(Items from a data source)
================
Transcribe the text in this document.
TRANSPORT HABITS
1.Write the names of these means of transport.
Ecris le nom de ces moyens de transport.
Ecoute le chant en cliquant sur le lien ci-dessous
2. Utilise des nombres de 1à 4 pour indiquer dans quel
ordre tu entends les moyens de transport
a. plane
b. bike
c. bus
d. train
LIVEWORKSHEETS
================
> _TASK TO COMPLETE_: Return each line of the records above exactly as it reads.

> _TASK SOLUTION_:
Transcribe the text in this document.
TRANSPORT HABITS
1.Write the names of these means of transport.
Ecris le nom de ces moyens de transport.
Ecoute le chant en cliquant sur le lien ci-dessous
2. Utilise des nombres de 1à 4 pour indiquer dans quel
ordre tu entends les moyens de transport
a. plane
b. bike
c. bus
d. train
LIVEWORKSHEETS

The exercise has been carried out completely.